## WRITTEN PROBLEM
Locate each line in the records containing "Wedding". Copy it.

## EXTRACTED RECORDS
====

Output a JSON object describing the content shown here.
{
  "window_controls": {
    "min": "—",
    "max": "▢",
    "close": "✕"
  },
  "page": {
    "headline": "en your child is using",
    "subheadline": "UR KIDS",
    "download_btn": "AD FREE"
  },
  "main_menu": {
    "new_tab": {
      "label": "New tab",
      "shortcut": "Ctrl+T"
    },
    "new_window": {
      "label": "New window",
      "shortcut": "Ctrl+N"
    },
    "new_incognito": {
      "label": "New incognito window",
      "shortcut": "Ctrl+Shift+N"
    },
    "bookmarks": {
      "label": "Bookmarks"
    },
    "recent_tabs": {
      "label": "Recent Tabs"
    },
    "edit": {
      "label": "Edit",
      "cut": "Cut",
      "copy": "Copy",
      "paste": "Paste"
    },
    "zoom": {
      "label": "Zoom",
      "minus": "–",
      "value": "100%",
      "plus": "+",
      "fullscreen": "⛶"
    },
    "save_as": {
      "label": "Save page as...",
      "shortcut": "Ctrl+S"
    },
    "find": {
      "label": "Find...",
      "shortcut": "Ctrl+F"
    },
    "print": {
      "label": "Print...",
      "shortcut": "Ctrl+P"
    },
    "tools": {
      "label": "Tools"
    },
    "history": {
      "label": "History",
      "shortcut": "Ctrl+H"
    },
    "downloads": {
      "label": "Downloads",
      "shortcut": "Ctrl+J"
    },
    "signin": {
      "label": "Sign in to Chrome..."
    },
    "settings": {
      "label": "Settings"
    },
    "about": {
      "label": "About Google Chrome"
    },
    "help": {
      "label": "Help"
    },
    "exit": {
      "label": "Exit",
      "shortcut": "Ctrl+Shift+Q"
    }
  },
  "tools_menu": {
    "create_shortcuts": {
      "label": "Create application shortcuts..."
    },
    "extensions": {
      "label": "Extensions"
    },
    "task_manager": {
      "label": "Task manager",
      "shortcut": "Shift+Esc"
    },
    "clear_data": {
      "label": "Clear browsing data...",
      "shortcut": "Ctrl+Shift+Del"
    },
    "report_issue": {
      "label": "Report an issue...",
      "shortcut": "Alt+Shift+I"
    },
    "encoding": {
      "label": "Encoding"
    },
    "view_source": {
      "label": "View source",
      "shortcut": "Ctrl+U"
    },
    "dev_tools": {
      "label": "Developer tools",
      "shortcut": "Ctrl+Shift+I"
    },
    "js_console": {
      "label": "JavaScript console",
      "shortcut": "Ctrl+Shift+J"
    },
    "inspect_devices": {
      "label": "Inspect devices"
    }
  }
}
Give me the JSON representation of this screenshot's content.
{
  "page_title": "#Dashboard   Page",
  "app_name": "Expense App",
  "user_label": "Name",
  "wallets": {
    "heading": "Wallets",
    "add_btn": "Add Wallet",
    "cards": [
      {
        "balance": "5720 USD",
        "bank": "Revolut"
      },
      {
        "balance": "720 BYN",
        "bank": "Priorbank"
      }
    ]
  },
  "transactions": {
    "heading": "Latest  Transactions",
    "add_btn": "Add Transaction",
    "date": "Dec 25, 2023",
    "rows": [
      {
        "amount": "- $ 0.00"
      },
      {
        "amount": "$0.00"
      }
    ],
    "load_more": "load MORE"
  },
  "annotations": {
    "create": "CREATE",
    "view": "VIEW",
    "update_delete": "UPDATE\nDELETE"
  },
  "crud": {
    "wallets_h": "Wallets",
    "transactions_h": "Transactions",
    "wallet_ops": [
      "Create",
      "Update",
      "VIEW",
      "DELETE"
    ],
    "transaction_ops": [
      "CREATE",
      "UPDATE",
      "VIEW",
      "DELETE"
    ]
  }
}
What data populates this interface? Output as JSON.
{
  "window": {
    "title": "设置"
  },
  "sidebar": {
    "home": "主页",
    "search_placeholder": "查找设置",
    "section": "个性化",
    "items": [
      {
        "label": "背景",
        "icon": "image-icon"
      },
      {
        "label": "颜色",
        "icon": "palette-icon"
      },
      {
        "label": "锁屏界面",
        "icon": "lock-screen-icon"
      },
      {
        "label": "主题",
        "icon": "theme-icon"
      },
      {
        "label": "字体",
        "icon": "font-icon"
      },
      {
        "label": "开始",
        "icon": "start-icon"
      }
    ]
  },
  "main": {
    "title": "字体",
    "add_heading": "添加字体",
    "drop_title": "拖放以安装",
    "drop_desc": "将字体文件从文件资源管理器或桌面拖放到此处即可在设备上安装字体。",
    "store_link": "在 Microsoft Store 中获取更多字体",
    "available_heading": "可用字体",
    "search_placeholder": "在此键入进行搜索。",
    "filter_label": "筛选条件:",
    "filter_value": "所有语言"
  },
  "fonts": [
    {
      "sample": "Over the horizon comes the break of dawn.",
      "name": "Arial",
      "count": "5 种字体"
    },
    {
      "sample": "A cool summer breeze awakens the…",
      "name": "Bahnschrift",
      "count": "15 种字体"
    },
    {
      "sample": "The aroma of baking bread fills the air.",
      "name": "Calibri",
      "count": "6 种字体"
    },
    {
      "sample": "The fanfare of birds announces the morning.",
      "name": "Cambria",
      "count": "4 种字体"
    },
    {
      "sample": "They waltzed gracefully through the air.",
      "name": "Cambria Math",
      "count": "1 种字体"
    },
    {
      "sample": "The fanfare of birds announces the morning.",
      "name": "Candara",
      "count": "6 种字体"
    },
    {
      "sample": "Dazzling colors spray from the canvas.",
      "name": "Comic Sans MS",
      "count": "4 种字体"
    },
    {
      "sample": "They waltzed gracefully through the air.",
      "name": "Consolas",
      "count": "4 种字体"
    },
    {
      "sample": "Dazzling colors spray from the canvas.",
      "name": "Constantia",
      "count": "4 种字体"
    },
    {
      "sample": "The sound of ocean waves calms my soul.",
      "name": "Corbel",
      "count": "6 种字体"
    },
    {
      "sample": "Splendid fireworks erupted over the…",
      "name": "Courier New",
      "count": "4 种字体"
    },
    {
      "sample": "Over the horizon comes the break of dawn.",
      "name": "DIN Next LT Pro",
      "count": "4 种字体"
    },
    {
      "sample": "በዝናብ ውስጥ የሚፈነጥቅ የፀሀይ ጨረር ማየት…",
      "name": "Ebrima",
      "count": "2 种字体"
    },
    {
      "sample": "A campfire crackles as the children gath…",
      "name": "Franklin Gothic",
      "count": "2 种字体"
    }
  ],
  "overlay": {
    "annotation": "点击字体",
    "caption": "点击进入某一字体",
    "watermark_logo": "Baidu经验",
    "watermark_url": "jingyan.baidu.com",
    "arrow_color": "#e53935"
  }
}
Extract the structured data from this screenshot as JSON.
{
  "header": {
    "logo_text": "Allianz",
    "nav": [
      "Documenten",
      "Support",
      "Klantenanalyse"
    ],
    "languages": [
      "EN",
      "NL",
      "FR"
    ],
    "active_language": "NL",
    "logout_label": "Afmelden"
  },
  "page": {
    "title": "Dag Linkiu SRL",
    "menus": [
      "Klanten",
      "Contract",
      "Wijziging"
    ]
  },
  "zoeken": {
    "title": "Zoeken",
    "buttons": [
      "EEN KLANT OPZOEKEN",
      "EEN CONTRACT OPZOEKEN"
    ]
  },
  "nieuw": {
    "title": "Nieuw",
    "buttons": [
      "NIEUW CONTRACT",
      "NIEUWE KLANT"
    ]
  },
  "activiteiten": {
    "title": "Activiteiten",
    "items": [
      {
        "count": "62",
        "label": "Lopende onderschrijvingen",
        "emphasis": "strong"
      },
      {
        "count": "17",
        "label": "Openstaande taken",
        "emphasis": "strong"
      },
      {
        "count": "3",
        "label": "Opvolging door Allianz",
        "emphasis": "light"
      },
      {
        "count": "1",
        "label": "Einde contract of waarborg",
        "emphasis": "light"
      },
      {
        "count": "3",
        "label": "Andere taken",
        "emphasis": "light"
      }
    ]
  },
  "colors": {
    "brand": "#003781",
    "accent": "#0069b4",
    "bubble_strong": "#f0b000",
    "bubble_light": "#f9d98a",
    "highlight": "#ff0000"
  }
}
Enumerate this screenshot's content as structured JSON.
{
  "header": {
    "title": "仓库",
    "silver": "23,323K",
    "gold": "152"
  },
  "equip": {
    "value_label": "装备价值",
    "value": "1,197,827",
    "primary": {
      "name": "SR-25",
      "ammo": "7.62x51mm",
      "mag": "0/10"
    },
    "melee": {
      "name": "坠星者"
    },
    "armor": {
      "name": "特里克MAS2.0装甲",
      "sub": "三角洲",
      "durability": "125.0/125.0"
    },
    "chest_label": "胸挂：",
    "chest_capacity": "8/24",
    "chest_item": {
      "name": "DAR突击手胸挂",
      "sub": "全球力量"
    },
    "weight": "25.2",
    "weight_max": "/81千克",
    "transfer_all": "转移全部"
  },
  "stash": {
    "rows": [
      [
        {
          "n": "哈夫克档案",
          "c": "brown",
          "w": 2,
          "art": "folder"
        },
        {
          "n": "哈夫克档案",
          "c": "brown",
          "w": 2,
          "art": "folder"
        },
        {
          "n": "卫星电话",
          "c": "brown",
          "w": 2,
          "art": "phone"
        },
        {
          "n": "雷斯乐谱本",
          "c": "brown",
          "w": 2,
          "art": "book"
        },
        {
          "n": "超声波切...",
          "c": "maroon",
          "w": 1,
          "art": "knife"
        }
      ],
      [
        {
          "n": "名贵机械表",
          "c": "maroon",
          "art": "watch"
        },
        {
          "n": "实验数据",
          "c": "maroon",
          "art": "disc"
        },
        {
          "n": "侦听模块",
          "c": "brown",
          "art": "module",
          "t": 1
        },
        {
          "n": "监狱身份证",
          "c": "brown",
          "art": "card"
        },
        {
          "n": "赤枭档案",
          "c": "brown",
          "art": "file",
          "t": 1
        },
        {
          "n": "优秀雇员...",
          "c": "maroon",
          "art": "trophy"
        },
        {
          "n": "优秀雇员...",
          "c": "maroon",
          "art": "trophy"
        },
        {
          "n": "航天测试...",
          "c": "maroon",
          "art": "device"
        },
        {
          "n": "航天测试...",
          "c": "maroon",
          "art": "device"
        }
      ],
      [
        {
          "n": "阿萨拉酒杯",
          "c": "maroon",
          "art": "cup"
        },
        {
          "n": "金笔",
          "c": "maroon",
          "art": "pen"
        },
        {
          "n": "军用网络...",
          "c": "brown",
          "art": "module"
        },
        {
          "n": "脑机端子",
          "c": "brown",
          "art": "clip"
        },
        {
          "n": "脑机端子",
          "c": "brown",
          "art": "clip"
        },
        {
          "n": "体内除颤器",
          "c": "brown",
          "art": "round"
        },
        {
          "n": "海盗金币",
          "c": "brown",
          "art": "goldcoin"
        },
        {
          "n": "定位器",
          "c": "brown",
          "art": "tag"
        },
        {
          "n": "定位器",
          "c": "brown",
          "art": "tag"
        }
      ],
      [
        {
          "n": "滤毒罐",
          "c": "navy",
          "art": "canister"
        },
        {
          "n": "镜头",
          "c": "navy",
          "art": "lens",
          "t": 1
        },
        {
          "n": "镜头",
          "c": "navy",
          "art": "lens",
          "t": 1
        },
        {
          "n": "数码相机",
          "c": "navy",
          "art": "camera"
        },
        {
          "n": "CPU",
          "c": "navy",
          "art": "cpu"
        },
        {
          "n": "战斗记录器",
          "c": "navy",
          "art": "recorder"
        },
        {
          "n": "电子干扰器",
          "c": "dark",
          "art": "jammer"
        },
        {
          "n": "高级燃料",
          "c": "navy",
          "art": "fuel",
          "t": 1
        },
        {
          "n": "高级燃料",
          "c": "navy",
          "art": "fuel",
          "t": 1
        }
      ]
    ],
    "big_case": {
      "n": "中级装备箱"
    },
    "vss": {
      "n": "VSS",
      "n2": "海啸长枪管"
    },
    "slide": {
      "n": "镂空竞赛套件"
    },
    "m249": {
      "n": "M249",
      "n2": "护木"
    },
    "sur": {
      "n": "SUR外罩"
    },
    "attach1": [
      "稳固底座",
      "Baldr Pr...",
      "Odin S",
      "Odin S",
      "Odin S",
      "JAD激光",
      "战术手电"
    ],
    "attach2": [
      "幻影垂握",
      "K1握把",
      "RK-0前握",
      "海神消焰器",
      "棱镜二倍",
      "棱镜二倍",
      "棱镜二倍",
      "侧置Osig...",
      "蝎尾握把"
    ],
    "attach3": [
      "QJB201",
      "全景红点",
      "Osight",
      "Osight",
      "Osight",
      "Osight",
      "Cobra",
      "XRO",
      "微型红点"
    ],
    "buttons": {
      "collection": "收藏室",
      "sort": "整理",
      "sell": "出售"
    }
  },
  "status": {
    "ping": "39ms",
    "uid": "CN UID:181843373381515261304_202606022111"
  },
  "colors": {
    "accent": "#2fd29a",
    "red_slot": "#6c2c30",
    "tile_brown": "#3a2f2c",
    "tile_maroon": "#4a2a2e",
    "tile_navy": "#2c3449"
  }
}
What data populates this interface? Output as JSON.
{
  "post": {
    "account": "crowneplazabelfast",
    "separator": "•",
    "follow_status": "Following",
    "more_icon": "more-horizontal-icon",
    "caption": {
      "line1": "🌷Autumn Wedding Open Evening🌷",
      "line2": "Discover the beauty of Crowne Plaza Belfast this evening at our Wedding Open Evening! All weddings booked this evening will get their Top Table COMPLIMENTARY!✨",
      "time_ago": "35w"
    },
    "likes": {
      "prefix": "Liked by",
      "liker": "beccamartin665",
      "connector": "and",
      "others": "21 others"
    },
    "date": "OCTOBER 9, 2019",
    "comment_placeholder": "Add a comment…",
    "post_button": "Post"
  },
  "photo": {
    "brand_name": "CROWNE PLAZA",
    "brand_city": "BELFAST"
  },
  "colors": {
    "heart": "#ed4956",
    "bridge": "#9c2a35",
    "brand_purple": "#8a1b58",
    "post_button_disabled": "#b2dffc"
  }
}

====

## EXERCISE RESPONSE
      "line1": "🌷Autumn Wedding Open Evening🌷",
      "line2": "Discover the beauty of Crowne Plaza Belfast this evening at our Wedding Open Evening! All weddings booked this evening will get their Top Table COMPLIMENTARY!✨",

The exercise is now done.